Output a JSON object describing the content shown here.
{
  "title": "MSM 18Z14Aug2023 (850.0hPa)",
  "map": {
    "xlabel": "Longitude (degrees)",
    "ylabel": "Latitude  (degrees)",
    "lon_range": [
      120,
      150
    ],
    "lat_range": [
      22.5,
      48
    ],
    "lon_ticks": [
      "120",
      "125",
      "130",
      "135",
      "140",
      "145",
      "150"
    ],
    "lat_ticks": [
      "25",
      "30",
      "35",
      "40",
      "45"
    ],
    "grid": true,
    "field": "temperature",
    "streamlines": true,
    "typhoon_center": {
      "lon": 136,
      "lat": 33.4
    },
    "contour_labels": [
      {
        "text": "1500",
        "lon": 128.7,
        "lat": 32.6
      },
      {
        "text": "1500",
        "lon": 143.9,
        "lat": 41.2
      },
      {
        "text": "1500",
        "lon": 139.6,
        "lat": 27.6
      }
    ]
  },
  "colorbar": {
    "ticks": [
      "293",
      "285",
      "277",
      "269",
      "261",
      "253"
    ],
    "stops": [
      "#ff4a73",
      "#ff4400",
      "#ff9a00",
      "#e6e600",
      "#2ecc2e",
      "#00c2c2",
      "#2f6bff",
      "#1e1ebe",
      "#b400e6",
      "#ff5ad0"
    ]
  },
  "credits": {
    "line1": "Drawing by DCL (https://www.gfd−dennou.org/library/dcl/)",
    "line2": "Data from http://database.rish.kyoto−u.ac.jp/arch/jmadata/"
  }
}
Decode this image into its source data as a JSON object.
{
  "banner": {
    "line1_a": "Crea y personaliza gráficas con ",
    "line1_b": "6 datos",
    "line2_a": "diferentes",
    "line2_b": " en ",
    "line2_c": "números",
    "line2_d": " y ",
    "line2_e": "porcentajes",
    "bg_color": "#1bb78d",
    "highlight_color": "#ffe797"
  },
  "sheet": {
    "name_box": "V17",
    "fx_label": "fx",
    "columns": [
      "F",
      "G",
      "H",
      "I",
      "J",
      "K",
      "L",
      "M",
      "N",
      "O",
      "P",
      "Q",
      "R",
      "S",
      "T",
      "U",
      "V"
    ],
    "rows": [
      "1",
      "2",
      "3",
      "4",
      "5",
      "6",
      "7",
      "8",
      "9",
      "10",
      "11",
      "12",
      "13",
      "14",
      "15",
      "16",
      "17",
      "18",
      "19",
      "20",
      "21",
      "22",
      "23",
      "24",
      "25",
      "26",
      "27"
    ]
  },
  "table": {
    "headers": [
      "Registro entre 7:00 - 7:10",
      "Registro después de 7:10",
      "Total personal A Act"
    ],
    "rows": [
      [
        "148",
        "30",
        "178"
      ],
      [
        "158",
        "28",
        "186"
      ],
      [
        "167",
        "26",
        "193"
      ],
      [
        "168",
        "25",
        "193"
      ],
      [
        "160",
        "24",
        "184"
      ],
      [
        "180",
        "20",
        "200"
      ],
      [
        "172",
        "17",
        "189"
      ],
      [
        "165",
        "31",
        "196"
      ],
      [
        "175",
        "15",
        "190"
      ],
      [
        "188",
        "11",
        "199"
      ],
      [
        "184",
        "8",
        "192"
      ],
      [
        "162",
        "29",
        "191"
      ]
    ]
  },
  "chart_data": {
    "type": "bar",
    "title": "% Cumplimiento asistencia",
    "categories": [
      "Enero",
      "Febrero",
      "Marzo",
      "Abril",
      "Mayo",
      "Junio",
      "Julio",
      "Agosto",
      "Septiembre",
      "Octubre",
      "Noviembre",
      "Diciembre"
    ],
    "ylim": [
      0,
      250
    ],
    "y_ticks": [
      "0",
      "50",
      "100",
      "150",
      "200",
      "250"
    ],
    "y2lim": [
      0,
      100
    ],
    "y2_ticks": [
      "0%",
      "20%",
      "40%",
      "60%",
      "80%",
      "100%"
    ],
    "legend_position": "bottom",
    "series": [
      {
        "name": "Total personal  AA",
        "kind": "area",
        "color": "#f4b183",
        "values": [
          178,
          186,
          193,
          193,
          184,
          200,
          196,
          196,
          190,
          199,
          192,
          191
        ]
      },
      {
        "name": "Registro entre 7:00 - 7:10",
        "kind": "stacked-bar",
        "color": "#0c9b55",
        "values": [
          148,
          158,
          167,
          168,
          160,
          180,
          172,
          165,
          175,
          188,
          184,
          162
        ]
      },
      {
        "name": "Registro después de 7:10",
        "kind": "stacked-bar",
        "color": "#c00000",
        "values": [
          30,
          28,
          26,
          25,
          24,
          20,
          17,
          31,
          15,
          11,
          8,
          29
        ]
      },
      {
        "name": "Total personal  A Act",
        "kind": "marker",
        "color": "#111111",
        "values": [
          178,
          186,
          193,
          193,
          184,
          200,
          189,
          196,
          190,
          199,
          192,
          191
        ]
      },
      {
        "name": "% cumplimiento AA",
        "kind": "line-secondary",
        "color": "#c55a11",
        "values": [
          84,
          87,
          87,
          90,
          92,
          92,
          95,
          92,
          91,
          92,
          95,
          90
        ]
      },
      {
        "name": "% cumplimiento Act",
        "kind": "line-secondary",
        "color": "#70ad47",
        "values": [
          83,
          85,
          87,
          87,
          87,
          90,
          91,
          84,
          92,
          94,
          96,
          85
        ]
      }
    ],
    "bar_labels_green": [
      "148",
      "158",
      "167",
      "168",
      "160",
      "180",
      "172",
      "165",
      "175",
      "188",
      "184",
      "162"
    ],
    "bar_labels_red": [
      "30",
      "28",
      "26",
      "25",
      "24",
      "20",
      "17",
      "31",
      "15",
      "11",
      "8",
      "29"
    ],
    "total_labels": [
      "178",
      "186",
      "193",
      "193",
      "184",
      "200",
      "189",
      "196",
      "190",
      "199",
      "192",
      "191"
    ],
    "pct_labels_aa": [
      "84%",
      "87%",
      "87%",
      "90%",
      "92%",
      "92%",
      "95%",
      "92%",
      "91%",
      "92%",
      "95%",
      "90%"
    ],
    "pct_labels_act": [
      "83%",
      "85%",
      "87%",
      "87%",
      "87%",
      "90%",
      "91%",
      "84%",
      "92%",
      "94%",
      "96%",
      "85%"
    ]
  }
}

> Exercise task
Each line of the material should be echoed exactly.

> Output for this exercise
Output a JSON object describing the content shown here.
{
  "title": "MSM 18Z14Aug2023 (850.0hPa)",
  "map": {
    "xlabel": "Longitude (degrees)",
    "ylabel": "Latitude  (degrees)",
    "lon_range": [
      120,
      150
    ],
    "lat_range": [
      22.5,
      48
    ],
    "lon_ticks": [
      "120",
      "125",
      "130",
      "135",
      "140",
      "145",
      "150"
    ],
    "lat_ticks": [
      "25",
      "30",
      "35",
      "40",
      "45"
    ],
    "grid": true,
    "field": "temperature",
    "streamlines": true,
    "typhoon_center": {
      "lon": 136,
      "lat": 33.4
    },
    "contour_labels": [
      {
        "text": "1500",
        "lon": 128.7,
        "lat": 32.6
      },
      {
        "text": "1500",
        "lon": 143.9,
        "lat": 41.2
      },
      {
        "text": "1500",
        "lon": 139.6,
        "lat": 27.6
      }
    ]
  },
  "colorbar": {
    "ticks": [
      "293",
      "285",
      "277",
      "269",
      "261",
      "253"
    ],
    "stops": [
      "#ff4a73",
      "#ff4400",
      "#ff9a00",
      "#e6e600",
      "#2ecc2e",
      "#00c2c2",
      "#2f6bff",
      "#1e1ebe",
      "#b400e6",
      "#ff5ad0"
    ]
  },
  "credits": {
    "line1": "Drawing by DCL (https://www.gfd−dennou.org/library/dcl/)",
    "line2": "Data from http://database.rish.kyoto−u.ac.jp/arch/jmadata/"
  }
}
Decode this image into its source data as a JSON object.
{
  "banner": {
    "line1_a": "Crea y personaliza gráficas con ",
    "line1_b": "6 datos",
    "line2_a": "diferentes",
    "line2_b": " en ",
    "line2_c": "números",
    "line2_d": " y ",
    "line2_e": "porcentajes",
    "bg_color": "#1bb78d",
    "highlight_color": "#ffe797"
  },
  "sheet": {
    "name_box": "V17",
    "fx_label": "fx",
    "columns": [
      "F",
      "G",
      "H",
      "I",
      "J",
      "K",
      "L",
      "M",
      "N",
      "O",
      "P",
      "Q",
      "R",
      "S",
      "T",
      "U",
      "V"
    ],
    "rows": [
      "1",
      "2",
      "3",
      "4",
      "5",
      "6",
      "7",
      "8",
      "9",
      "10",
      "11",
      "12",
      "13",
      "14",
      "15",
      "16",
      "17",
      "18",
      "19",
      "20",
      "21",
      "22",
      "23",
      "24",
      "25",
      "26",
      "27"
    ]
  },
  "table": {
    "headers": [
      "Registro entre 7:00 - 7:10",
      "Registro después de 7:10",
      "Total personal A Act"
    ],
    "rows": [
      [
        "148",
        "30",
        "178"
      ],
      [
        "158",
        "28",
        "186"
      ],
      [
        "167",
        "26",
        "193"
      ],
      [
        "168",
        "25",
        "193"
      ],
      [
        "160",
        "24",
        "184"
      ],
      [
        "180",
        "20",
        "200"
      ],
      [
        "172",
        "17",
        "189"
      ],
      [
        "165",
        "31",
        "196"
      ],
      [
        "175",
        "15",
        "190"
      ],
      [
        "188",
        "11",
        "199"
      ],
      [
        "184",
        "8",
        "192"
      ],
      [
        "162",
        "29",
        "191"
      ]
    ]
  },
  "chart_data": {
    "type": "bar",
    "title": "% Cumplimiento asistencia",
    "categories": [
      "Enero",
      "Febrero",
      "Marzo",
      "Abril",
      "Mayo",
      "Junio",
      "Julio",
      "Agosto",
      "Septiembre",
      "Octubre",
      "Noviembre",
      "Diciembre"
    ],
    "ylim": [
      0,
      250
    ],
    "y_ticks": [
      "0",
      "50",
      "100",
      "150",
      "200",
      "250"
    ],
    "y2lim": [
      0,
      100
    ],
    "y2_ticks": [
      "0%",
      "20%",
      "40%",
      "60%",
      "80%",
      "100%"
    ],
    "legend_position": "bottom",
    "series": [
      {
        "name": "Total personal  AA",
        "kind": "area",
        "color": "#f4b183",
        "values": [
          178,
          186,
          193,
          193,
          184,
          200,
          196,
          196,
          190,
          199,
          192,
          191
        ]
      },
      {
        "name": "Registro entre 7:00 - 7:10",
        "kind": "stacked-bar",
        "color": "#0c9b55",
        "values": [
          148,
          158,
          167,
          168,
          160,
          180,
          172,
          165,
          175,
          188,
          184,
          162
        ]
      },
      {
        "name": "Registro después de 7:10",
        "kind": "stacked-bar",
        "color": "#c00000",
        "values": [
          30,
          28,
          26,
          25,
          24,
          20,
          17,
          31,
          15,
          11,
          8,
          29
        ]
      },
      {
        "name": "Total personal  A Act",
        "kind": "marker",
        "color": "#111111",
        "values": [
          178,
          186,
          193,
          193,
          184,
          200,
          189,
          196,
          190,
          199,
          192,
          191
        ]
      },
      {
        "name": "% cumplimiento AA",
        "kind": "line-secondary",
        "color": "#c55a11",
        "values": [
          84,
          87,
          87,
          90,
          92,
          92,
          95,
          92,
          91,
          92,
          95,
          90
        ]
      },
      {
        "name": "% cumplimiento Act",
        "kind": "line-secondary",
        "color": "#70ad47",
        "values": [
          83,
          85,
          87,
          87,
          87,
          90,
          91,
          84,
          92,
          94,
          96,
          85
        ]
      }
    ],
    "bar_labels_green": [
      "148",
      "158",
      "167",
      "168",
      "160",
      "180",
      "172",
      "165",
      "175",
      "188",
      "184",
      "162"
    ],
    "bar_labels_red": [
      "30",
      "28",
      "26",
      "25",
      "24",
      "20",
      "17",
      "31",
      "15",
      "11",
      "8",
      "29"
    ],
    "total_labels": [
      "178",
      "186",
      "193",
      "193",
      "184",
      "200",
      "189",
      "196",
      "190",
      "199",
      "192",
      "191"
    ],
    "pct_labels_aa": [
      "84%",
      "87%",
      "87%",
      "90%",
      "92%",
      "92%",
      "95%",
      "92%",
      "91%",
      "92%",
      "95%",
      "90%"
    ],
    "pct_labels_act": [
      "83%",
      "85%",
      "87%",
      "87%",
      "87%",
      "90%",
      "91%",
      "84%",
      "92%",
      "94%",
      "96%",
      "85%"
    ]
  }
}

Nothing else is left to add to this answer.